** AIM OF THE EXERCISE **
List each line in which the string "Mobile" appears.
= = = = = = =
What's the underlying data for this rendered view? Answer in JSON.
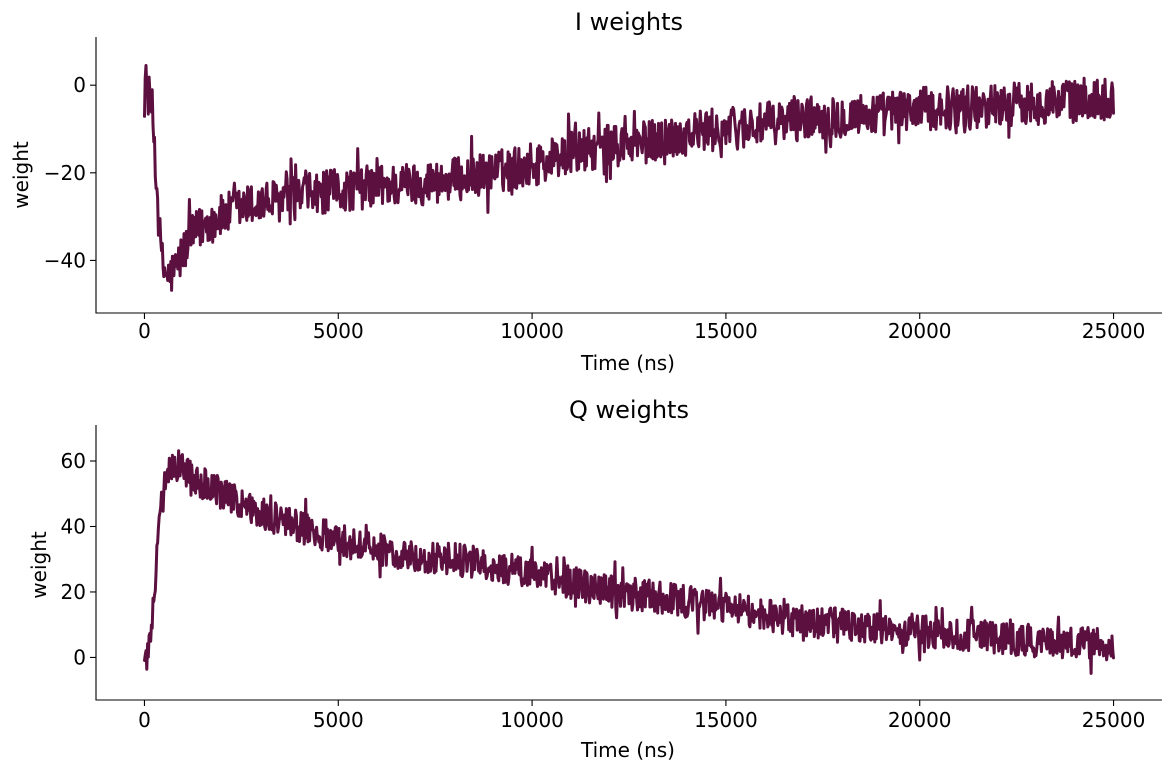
{
  "chart_data": [
    {
      "type": "line",
      "title": "I weights",
      "xlabel": "Time (ns)",
      "ylabel": "weight",
      "xlim": [
        -1250,
        26250
      ],
      "ylim": [
        -52,
        11
      ],
      "xticks": [
        0,
        5000,
        10000,
        15000,
        20000,
        25000
      ],
      "xtick_labels": [
        "0",
        "5000",
        "10000",
        "15000",
        "20000",
        "25000"
      ],
      "yticks": [
        0,
        -20,
        -40
      ],
      "ytick_labels": [
        "0",
        "−20",
        "−40"
      ],
      "grid": false,
      "series": [
        {
          "color": "#5c1040",
          "noise_amplitude": 5,
          "x": [
            0,
            50,
            100,
            150,
            200,
            250,
            300,
            350,
            400,
            450,
            500,
            550,
            600,
            650,
            700,
            800,
            900,
            1000,
            1200,
            1500,
            2000,
            2500,
            3000,
            4000,
            5000,
            6000,
            7000,
            8000,
            9000,
            10000,
            11000,
            12000,
            13000,
            14000,
            15000,
            16000,
            17000,
            18000,
            19000,
            20000,
            21000,
            22000,
            23000,
            24000,
            25000
          ],
          "values": [
            2,
            0,
            -2,
            -4,
            -6,
            -12,
            -20,
            -28,
            -35,
            -40,
            -42,
            -43,
            -43.5,
            -43.5,
            -43,
            -42,
            -40,
            -38,
            -35,
            -32,
            -30,
            -28,
            -27,
            -25.5,
            -24,
            -23,
            -22.5,
            -21.5,
            -20,
            -18,
            -15.5,
            -14,
            -13,
            -11,
            -10,
            -9,
            -7.5,
            -7,
            -6.5,
            -5.5,
            -5,
            -4.5,
            -4,
            -3.5,
            -3
          ]
        }
      ]
    },
    {
      "type": "line",
      "title": "Q weights",
      "xlabel": "Time (ns)",
      "ylabel": "weight",
      "xlim": [
        -1250,
        26250
      ],
      "ylim": [
        -13,
        71
      ],
      "xticks": [
        0,
        5000,
        10000,
        15000,
        20000,
        25000
      ],
      "xtick_labels": [
        "0",
        "5000",
        "10000",
        "15000",
        "20000",
        "25000"
      ],
      "yticks": [
        0,
        20,
        40,
        60
      ],
      "ytick_labels": [
        "0",
        "20",
        "40",
        "60"
      ],
      "grid": false,
      "series": [
        {
          "color": "#5c1040",
          "noise_amplitude": 5,
          "x": [
            0,
            50,
            100,
            150,
            200,
            250,
            300,
            350,
            400,
            450,
            500,
            600,
            700,
            800,
            900,
            1000,
            1200,
            1500,
            2000,
            2500,
            3000,
            4000,
            5000,
            6000,
            7000,
            8000,
            9000,
            10000,
            11000,
            12000,
            13000,
            14000,
            15000,
            16000,
            17000,
            18000,
            19000,
            20000,
            21000,
            22000,
            23000,
            24000,
            25000
          ],
          "values": [
            0,
            0,
            2,
            5,
            10,
            18,
            28,
            36,
            42,
            47,
            51,
            55,
            58,
            59,
            59,
            58,
            56,
            53,
            50,
            47,
            44,
            40,
            36,
            33,
            31,
            30,
            28,
            25,
            23,
            20,
            19,
            17,
            15,
            13,
            11,
            10,
            9,
            8,
            7,
            6,
            5,
            4.5,
            4
          ]
        }
      ]
    }
  ]
}
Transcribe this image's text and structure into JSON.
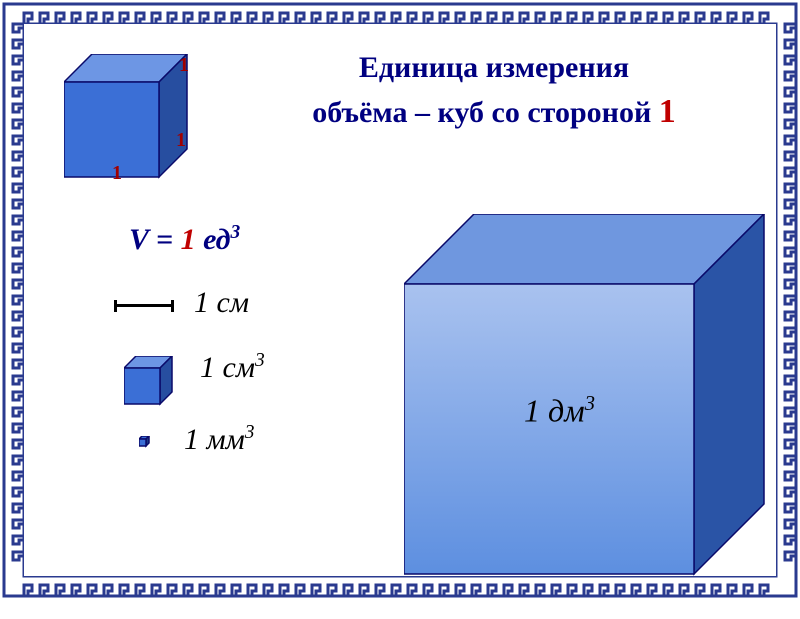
{
  "border": {
    "stroke": "#2a3a8f",
    "spacing": 16,
    "thickness": 3
  },
  "title": {
    "line1": "Единица измерения",
    "line2_a": "объёма – куб со стороной ",
    "line2_one": "1",
    "color": "#000080",
    "one_color": "#c00000",
    "fontsize": 30
  },
  "small_cube": {
    "size": 95,
    "depth": 28,
    "face_fill": "#3b6fd6",
    "top_fill": "#6d96e4",
    "side_fill": "#274ea0",
    "stroke": "#0a0a6a",
    "labels": {
      "a": "1",
      "b": "1",
      "c": "1",
      "color": "#a00000"
    }
  },
  "formula": {
    "v": "V",
    "eq": " = ",
    "one": "1",
    "unit": " ед",
    "sup": "3"
  },
  "segment": {
    "label": "1 см"
  },
  "tiny_cube": {
    "size": 36,
    "depth": 12,
    "face_fill": "#3b6fd6",
    "top_fill": "#6d96e4",
    "side_fill": "#274ea0",
    "stroke": "#0a0a6a",
    "label_base": "1 см",
    "label_sup": "3"
  },
  "dot_cube": {
    "size": 7,
    "depth": 3,
    "fill": "#3b6fd6",
    "label_base": "1 мм",
    "label_sup": "3"
  },
  "big_cube": {
    "size": 290,
    "depth": 70,
    "face_fill_top": "#a9c2ef",
    "face_fill_bot": "#5d8fe0",
    "top_fill": "#6f97df",
    "side_fill": "#2a54a6",
    "stroke": "#0a0a6a",
    "label_base": "1 дм",
    "label_sup": "3"
  }
}
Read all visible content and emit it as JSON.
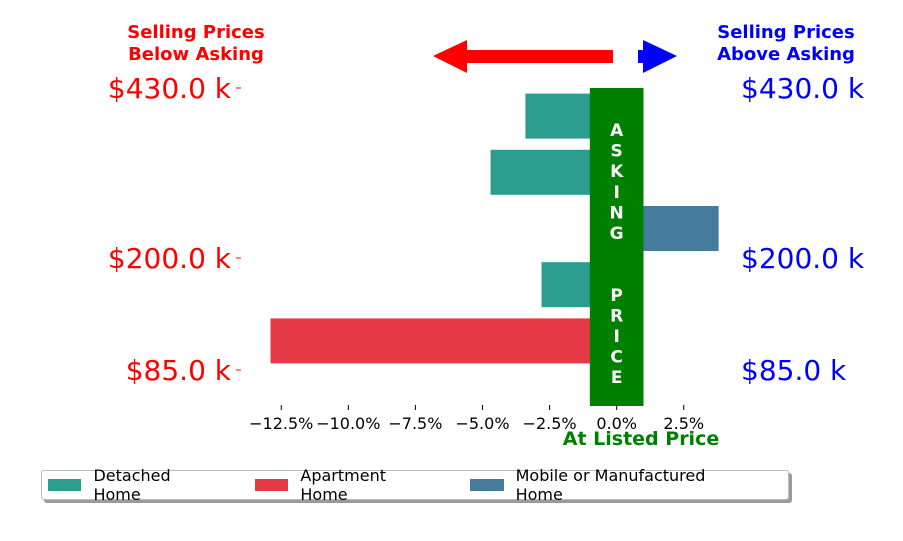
{
  "chart_data": {
    "type": "bar",
    "orientation": "horizontal",
    "title_left": [
      "Selling Prices",
      "Below Asking"
    ],
    "title_right": [
      "Selling Prices",
      "Above Asking"
    ],
    "xlabel": "At Listed Price",
    "center_label": "ASKING  PRICE",
    "xlim": [
      -14.0,
      4.0
    ],
    "xticks": [
      -12.5,
      -10.0,
      -7.5,
      -5.0,
      -2.5,
      0.0,
      2.5
    ],
    "xtick_labels": [
      "−12.5%",
      "−10.0%",
      "−7.5%",
      "−5.0%",
      "−2.5%",
      "0.0%",
      "2.5%"
    ],
    "y_tick_labels": [
      "$430.0 k",
      "$200.0 k",
      "$85.0 k"
    ],
    "bars": [
      {
        "row": 1,
        "value": -3.4,
        "series": "Detached Home"
      },
      {
        "row": 2,
        "value": -4.7,
        "series": "Detached Home"
      },
      {
        "row": 3,
        "value": 3.8,
        "series": "Mobile or Manufactured Home"
      },
      {
        "row": 4,
        "value": -2.8,
        "series": "Detached Home"
      },
      {
        "row": 5,
        "value": -12.9,
        "series": "Apartment Home"
      }
    ],
    "legend_position": "bottom",
    "grid": false
  },
  "legend": [
    {
      "label": "Detached Home",
      "color": "#2a9d8f"
    },
    {
      "label": "Apartment Home",
      "color": "#e63946"
    },
    {
      "label": "Mobile or Manufactured Home",
      "color": "#457b9d"
    }
  ],
  "colors": {
    "below": "#ff0000",
    "above": "#0000ff",
    "asking": "#008000"
  }
}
= = = = = = =
** ANSWER TO THIS TASK **
        "series": "Mobile or Manufactured Home"
      "label": "Mobile or Manufactured Home",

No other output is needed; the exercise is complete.